• [Part of a data file]:
-=-=-=-=-

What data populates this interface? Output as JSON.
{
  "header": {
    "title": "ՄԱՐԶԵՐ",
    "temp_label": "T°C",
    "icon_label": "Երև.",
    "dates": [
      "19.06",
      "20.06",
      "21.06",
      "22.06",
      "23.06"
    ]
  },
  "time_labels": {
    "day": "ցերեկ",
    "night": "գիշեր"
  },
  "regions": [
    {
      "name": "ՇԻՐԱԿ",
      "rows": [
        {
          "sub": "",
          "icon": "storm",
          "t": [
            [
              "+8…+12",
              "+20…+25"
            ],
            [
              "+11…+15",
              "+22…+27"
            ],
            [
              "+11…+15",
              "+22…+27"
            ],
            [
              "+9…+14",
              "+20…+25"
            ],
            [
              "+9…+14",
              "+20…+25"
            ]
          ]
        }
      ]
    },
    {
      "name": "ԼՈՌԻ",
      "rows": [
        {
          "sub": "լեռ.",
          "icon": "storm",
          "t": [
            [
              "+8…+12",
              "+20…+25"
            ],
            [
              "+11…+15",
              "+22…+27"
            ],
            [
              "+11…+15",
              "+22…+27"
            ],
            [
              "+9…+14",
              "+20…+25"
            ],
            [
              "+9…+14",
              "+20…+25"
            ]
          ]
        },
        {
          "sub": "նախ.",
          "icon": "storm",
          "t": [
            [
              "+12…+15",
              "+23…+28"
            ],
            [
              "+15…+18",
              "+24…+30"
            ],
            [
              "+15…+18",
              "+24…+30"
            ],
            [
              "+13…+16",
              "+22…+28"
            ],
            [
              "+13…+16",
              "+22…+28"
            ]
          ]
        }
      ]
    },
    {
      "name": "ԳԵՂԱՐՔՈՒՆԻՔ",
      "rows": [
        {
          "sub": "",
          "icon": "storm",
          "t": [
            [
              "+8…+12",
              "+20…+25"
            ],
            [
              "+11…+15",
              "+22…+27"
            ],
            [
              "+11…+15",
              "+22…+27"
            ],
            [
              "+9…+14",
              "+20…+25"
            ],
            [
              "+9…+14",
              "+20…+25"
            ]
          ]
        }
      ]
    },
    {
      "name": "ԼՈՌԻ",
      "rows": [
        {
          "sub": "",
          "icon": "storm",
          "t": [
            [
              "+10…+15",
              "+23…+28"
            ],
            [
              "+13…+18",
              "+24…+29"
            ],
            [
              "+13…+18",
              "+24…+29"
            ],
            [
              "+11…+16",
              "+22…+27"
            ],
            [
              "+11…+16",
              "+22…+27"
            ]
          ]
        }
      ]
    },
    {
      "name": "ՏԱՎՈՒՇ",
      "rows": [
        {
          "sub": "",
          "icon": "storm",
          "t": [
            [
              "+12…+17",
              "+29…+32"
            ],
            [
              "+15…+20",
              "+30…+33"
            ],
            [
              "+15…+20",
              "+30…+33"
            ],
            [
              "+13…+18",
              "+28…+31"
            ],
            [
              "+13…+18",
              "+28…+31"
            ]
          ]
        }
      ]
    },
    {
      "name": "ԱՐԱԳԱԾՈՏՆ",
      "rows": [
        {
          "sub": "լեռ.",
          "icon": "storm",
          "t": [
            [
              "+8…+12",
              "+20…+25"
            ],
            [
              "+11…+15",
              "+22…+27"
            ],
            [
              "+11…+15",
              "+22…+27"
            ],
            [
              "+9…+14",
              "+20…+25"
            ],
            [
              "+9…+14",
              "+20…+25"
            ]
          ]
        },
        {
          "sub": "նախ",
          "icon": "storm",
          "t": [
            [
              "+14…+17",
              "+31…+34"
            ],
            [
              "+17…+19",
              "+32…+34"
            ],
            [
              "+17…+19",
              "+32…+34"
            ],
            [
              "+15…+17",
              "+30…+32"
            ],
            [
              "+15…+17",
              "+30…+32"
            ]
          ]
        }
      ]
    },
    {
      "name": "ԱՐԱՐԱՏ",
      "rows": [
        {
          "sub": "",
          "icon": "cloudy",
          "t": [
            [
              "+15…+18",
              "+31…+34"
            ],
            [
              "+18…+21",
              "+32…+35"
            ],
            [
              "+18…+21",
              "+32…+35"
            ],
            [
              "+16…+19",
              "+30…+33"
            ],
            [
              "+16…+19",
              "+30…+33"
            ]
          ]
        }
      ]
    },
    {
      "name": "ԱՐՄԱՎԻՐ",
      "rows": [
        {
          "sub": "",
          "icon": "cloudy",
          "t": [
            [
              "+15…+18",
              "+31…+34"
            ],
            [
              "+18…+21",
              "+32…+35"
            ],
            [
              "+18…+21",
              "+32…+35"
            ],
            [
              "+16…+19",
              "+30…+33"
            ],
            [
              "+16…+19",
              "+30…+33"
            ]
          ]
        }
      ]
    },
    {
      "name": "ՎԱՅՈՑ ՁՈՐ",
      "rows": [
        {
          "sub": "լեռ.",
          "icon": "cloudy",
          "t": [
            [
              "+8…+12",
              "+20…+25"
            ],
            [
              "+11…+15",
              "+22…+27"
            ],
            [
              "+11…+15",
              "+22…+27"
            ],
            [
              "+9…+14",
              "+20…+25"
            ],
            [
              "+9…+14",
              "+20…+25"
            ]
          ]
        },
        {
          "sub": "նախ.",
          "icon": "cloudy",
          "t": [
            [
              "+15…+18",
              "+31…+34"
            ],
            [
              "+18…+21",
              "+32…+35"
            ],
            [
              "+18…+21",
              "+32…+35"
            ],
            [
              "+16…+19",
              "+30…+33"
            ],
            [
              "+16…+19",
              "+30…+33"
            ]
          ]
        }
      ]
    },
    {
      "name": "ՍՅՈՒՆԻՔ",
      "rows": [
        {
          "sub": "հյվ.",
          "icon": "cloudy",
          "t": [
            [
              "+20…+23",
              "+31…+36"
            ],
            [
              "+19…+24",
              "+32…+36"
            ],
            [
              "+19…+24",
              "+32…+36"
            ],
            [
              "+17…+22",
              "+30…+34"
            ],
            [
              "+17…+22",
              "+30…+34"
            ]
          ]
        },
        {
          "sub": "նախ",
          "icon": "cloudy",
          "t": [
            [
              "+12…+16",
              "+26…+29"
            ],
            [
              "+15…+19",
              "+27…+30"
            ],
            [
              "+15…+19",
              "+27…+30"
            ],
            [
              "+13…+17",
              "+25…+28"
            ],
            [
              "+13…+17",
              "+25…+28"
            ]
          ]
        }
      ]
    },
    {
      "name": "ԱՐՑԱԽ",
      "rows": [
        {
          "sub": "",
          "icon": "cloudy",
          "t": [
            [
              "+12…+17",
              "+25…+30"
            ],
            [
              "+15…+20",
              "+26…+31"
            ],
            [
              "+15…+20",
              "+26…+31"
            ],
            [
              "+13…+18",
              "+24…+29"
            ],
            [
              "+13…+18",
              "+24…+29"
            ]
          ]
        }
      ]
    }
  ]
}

-=-=-=-=-

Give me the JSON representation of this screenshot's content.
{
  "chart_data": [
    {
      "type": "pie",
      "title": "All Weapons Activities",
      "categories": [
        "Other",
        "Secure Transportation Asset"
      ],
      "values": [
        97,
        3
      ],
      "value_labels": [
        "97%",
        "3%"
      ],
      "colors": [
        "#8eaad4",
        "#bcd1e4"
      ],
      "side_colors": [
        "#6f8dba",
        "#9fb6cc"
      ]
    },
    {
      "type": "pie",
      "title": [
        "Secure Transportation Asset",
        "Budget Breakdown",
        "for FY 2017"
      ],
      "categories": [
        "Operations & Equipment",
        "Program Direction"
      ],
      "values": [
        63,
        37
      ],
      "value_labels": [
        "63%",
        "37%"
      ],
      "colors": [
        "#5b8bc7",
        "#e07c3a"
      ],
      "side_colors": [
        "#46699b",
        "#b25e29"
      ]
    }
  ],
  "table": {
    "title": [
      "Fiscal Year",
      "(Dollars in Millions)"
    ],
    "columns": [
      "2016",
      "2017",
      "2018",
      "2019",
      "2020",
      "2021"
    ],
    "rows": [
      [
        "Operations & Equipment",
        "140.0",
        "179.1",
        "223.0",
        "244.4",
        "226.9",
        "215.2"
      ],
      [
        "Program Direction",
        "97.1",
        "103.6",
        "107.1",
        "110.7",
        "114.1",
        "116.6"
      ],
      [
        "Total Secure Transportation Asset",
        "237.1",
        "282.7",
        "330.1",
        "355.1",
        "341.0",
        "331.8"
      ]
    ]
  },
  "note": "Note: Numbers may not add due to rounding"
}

-=-=-=-=-

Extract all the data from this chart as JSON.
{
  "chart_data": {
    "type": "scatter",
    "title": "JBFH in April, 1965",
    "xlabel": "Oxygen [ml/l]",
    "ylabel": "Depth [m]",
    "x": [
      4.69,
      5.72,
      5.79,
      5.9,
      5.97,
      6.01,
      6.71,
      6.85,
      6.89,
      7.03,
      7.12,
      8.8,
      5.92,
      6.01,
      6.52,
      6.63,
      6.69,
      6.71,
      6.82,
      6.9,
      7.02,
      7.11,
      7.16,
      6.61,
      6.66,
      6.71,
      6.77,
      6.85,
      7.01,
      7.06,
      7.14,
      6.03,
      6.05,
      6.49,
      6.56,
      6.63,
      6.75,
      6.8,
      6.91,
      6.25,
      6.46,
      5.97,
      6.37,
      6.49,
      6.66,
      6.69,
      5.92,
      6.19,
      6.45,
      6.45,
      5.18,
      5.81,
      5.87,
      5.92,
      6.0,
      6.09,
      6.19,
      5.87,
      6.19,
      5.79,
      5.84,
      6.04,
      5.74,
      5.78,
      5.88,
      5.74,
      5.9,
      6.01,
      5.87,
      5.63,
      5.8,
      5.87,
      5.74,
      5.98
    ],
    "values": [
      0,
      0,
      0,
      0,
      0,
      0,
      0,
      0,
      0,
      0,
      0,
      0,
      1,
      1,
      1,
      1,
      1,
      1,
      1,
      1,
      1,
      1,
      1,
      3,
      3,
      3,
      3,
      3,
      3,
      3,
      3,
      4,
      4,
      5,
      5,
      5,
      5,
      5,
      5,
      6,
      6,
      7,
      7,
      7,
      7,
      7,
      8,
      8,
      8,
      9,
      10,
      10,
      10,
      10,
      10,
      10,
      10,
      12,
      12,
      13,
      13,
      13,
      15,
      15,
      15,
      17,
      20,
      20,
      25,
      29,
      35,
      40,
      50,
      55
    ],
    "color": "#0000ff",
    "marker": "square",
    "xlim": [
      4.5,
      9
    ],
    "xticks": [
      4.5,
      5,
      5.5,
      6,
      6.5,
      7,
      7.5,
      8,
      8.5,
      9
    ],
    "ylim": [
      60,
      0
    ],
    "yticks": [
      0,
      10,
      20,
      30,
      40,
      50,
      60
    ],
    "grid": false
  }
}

-=-=-=-=-

Identify the lines of the data that contain the word "JSON". Copy each of them.

• [Complete answer]:
What data populates this interface? Output as JSON.
Give me the JSON representation of this screenshot's content.
Extract all the data from this chart as JSON.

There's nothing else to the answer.